◆ **Items listed in a dataset**:
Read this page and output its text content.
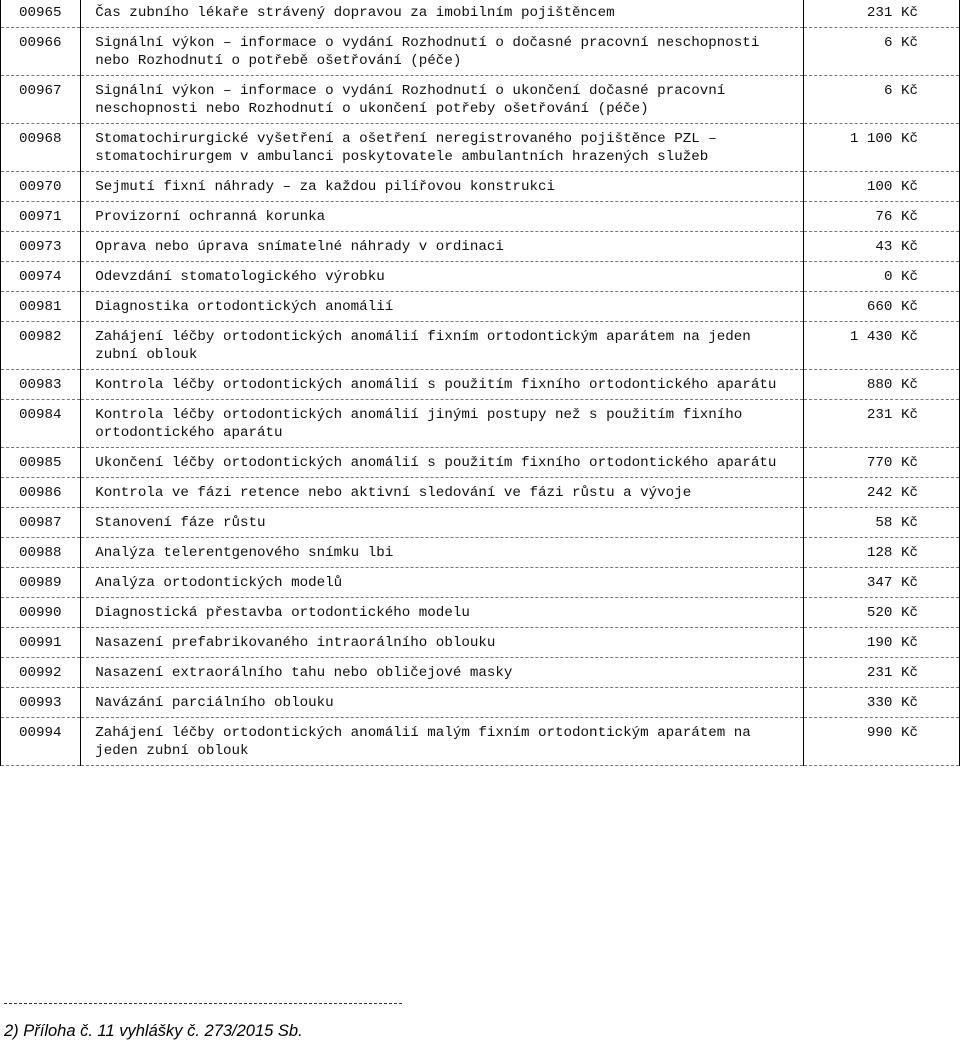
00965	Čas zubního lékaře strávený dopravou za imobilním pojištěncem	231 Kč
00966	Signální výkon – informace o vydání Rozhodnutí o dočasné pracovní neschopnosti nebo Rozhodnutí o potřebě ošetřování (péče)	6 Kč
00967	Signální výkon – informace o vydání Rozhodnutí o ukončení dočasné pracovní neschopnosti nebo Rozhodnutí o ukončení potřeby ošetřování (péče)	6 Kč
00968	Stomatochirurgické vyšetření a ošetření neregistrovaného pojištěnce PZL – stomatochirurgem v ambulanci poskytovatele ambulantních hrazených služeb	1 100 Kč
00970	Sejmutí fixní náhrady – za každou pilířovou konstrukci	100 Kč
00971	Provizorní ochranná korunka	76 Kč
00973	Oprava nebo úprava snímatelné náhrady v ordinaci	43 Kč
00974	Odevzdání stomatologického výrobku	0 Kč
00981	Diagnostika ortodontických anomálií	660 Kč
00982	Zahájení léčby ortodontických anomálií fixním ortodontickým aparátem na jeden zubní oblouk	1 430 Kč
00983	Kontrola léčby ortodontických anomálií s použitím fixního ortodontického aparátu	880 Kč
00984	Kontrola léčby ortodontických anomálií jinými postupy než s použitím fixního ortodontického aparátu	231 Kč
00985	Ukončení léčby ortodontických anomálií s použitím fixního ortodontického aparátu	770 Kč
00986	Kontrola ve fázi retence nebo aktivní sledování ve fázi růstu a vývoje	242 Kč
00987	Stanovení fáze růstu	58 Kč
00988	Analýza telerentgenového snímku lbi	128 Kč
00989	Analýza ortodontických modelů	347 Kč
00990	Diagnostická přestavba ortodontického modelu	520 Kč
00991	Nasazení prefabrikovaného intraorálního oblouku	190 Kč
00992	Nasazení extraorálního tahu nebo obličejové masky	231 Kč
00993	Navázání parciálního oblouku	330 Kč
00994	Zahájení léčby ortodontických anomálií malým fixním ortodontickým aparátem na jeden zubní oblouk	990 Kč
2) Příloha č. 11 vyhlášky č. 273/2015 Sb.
---
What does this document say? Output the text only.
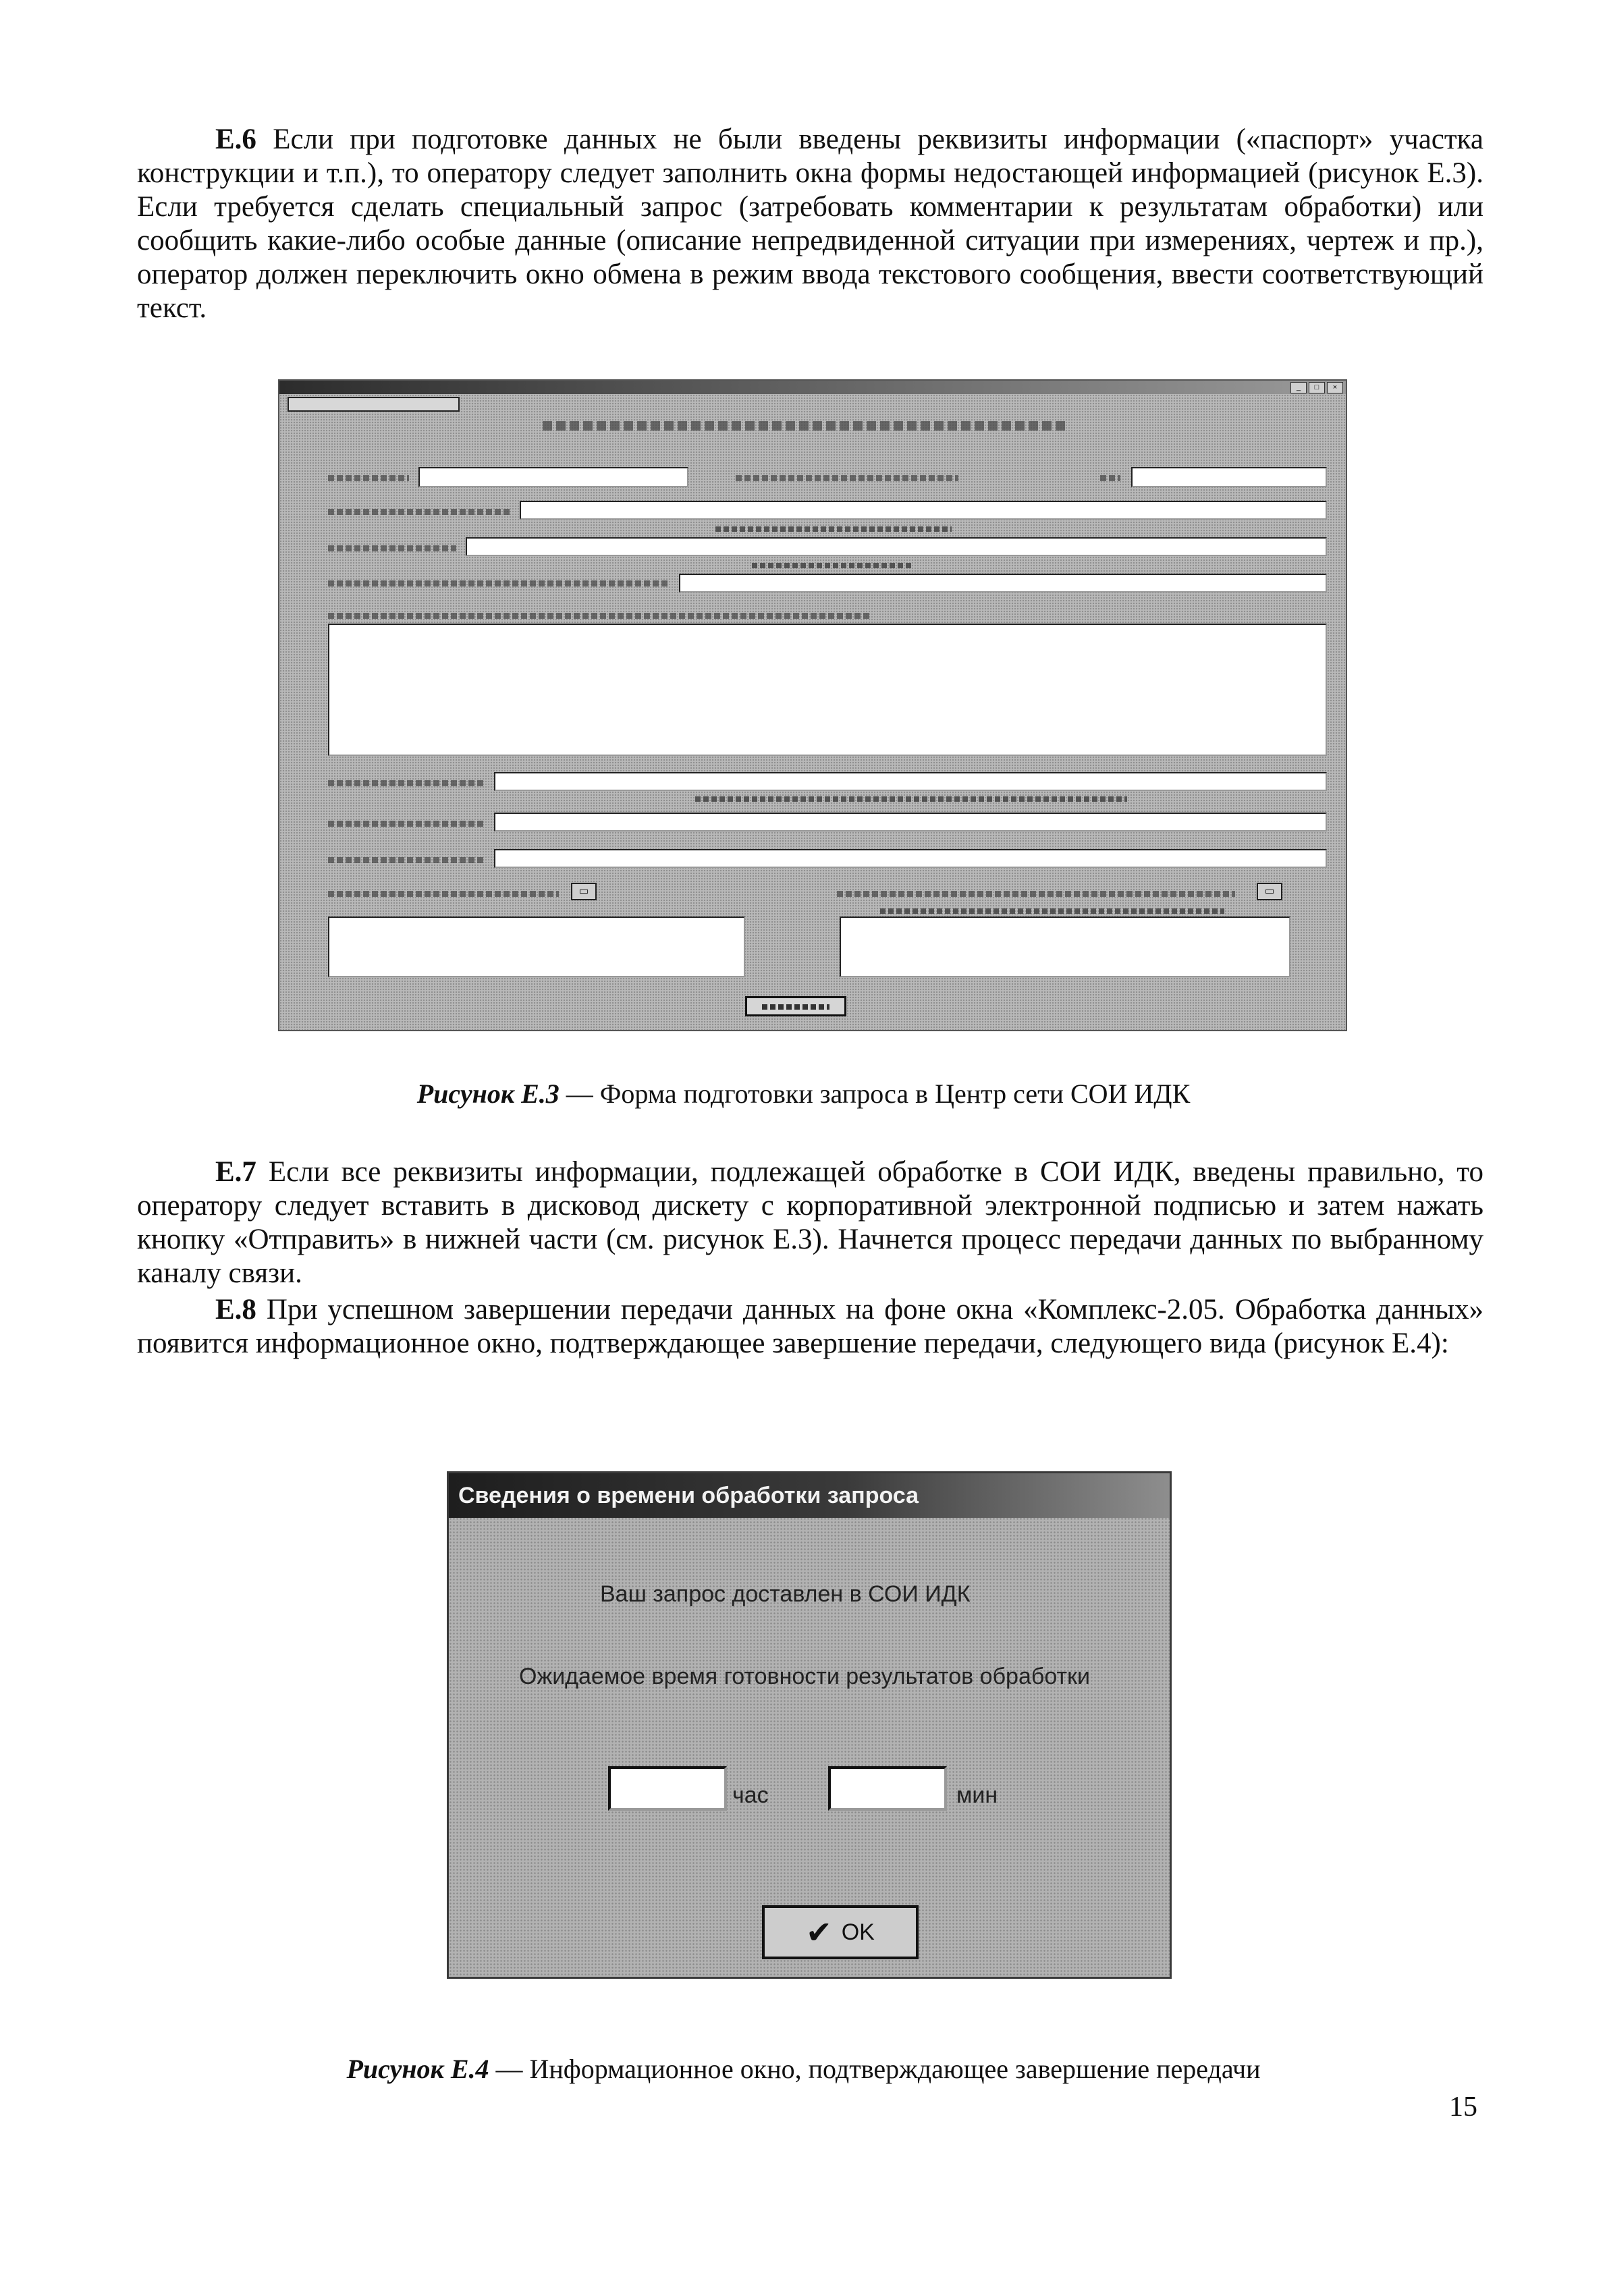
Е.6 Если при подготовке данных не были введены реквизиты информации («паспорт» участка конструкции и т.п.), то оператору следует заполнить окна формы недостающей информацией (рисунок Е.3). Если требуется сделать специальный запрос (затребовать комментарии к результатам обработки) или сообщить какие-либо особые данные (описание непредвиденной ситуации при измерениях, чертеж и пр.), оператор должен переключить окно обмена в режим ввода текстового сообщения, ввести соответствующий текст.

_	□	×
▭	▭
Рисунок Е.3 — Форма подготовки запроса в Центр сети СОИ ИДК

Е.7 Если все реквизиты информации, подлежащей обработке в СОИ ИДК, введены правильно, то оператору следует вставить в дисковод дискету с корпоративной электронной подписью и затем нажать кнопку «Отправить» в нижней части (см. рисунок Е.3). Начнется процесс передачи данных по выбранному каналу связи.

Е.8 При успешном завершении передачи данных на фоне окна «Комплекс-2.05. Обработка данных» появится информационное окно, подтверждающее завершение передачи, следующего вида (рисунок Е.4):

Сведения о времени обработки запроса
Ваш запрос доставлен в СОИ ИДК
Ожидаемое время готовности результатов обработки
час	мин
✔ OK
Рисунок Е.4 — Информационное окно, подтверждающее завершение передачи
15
...
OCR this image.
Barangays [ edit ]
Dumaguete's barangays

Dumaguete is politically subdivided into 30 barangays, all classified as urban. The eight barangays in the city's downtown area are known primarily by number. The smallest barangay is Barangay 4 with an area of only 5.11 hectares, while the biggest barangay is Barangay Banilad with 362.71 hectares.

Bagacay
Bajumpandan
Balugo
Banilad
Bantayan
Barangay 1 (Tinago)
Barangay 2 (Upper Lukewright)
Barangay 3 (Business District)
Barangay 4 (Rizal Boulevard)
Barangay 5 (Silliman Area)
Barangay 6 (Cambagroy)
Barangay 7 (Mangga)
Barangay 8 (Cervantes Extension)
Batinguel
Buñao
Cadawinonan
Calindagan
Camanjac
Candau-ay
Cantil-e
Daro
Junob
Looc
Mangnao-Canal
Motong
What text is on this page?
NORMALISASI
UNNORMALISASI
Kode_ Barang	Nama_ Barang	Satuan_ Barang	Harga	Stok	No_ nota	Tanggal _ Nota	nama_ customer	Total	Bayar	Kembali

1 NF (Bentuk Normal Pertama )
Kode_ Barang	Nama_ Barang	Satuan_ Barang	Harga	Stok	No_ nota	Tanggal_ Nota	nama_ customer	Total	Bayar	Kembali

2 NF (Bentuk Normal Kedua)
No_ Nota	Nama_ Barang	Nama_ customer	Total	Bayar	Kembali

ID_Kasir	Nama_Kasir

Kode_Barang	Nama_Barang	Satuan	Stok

◆ **Problem**: Copy every line of the records above that contains "fixního".

◆ **Full solution**:
00983	Kontrola léčby ortodontických anomálií s použitím fixního ortodontického aparátu	880 Kč
00984	Kontrola léčby ortodontických anomálií jinými postupy než s použitím fixního ortodontického aparátu	231 Kč
00985	Ukončení léčby ortodontických anomálií s použitím fixního ortodontického aparátu	770 Kč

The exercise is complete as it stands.